Required work - Show every line where "Función" occurs.

Given data -
--------

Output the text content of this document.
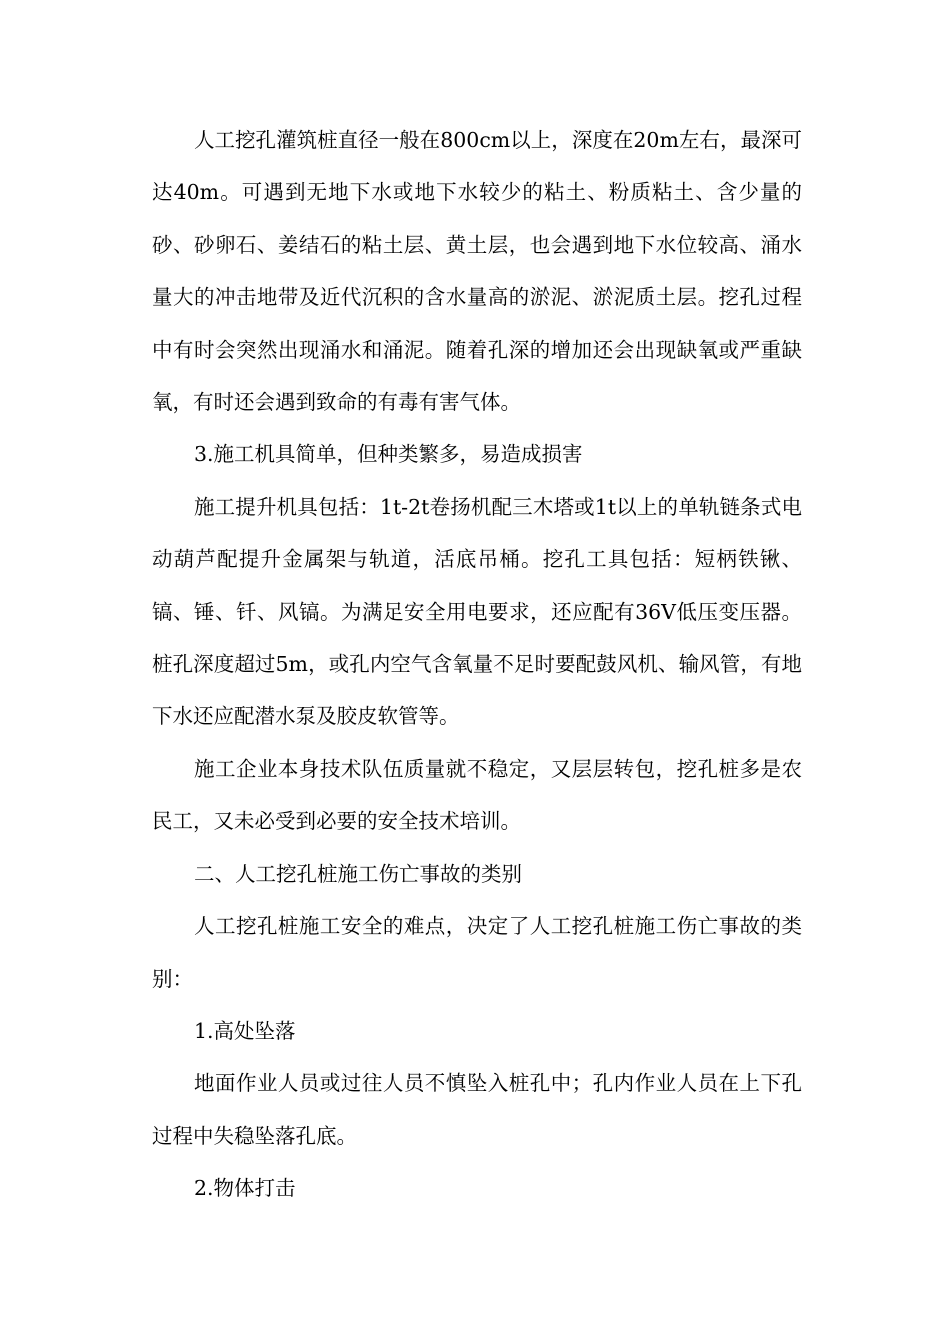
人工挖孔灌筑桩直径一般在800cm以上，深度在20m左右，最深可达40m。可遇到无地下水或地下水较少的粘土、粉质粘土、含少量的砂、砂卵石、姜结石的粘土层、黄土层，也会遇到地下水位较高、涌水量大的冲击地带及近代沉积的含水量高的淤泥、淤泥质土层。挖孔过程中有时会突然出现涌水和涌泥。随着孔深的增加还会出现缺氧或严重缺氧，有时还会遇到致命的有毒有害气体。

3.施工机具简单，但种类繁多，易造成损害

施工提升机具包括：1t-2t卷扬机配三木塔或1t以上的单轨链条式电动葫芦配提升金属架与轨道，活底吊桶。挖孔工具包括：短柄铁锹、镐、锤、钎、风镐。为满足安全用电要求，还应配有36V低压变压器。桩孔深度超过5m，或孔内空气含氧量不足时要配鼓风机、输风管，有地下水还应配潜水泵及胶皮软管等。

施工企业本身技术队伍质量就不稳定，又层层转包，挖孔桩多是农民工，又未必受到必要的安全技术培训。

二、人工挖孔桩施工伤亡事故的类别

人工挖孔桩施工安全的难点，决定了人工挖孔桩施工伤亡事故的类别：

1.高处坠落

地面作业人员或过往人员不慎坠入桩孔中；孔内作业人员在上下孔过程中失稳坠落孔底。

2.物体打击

--------

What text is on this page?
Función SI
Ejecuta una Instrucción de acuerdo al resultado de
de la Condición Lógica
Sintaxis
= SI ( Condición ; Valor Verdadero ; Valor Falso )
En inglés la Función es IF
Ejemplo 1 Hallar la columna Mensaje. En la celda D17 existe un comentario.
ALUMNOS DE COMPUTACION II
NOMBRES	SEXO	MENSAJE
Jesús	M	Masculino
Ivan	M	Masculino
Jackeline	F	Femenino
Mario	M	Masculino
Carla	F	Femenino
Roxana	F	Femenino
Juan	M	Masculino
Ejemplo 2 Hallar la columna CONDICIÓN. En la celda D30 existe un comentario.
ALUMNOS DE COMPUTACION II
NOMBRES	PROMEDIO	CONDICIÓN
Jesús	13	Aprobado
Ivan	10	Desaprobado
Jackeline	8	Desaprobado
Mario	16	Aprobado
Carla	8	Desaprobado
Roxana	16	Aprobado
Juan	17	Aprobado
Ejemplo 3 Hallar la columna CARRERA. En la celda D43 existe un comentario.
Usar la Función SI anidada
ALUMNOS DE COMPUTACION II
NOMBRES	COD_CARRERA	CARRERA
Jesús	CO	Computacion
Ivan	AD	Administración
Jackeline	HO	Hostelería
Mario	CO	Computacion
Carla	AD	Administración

--------

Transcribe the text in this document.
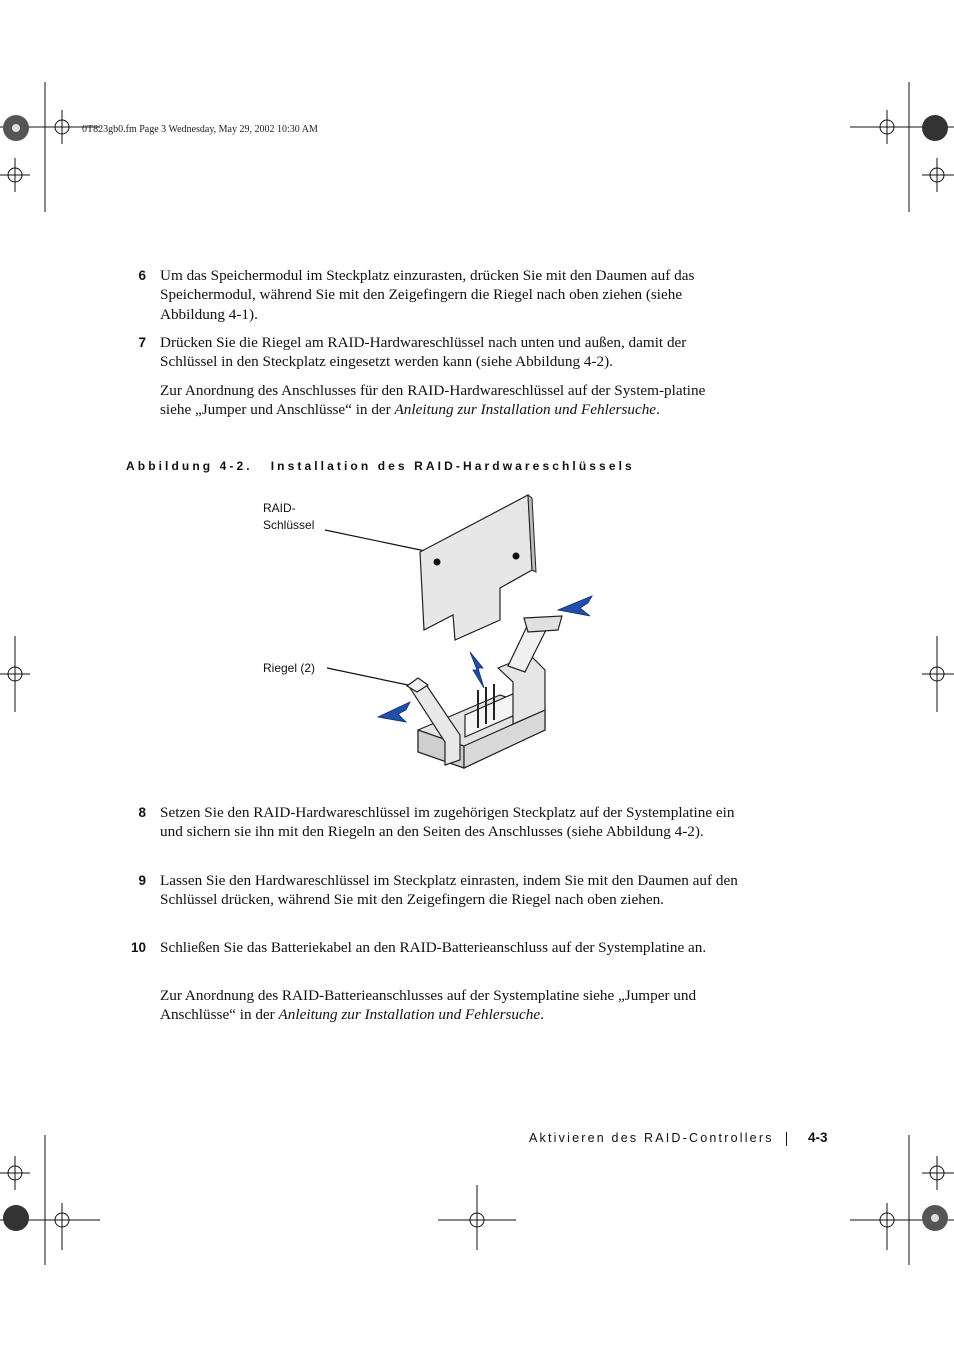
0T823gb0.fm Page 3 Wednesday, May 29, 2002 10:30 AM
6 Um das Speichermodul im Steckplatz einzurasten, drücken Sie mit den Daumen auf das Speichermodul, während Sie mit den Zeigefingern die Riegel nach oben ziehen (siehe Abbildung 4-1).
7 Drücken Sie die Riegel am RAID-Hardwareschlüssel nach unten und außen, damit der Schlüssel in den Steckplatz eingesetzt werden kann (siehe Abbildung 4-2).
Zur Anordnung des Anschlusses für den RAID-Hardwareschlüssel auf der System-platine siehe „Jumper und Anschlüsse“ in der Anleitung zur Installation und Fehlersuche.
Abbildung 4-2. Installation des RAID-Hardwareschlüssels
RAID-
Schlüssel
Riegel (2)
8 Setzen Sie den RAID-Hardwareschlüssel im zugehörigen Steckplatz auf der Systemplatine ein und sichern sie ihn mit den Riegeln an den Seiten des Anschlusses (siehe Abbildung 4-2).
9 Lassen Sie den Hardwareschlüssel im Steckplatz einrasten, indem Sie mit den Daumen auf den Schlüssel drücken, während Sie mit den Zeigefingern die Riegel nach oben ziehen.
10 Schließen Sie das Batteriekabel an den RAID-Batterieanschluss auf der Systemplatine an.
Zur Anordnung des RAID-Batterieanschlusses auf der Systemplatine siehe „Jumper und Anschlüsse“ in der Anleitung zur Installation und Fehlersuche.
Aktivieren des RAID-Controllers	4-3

--------

Worked solution -
Función SI
En inglés la Función es IF
Usar la Función SI anidada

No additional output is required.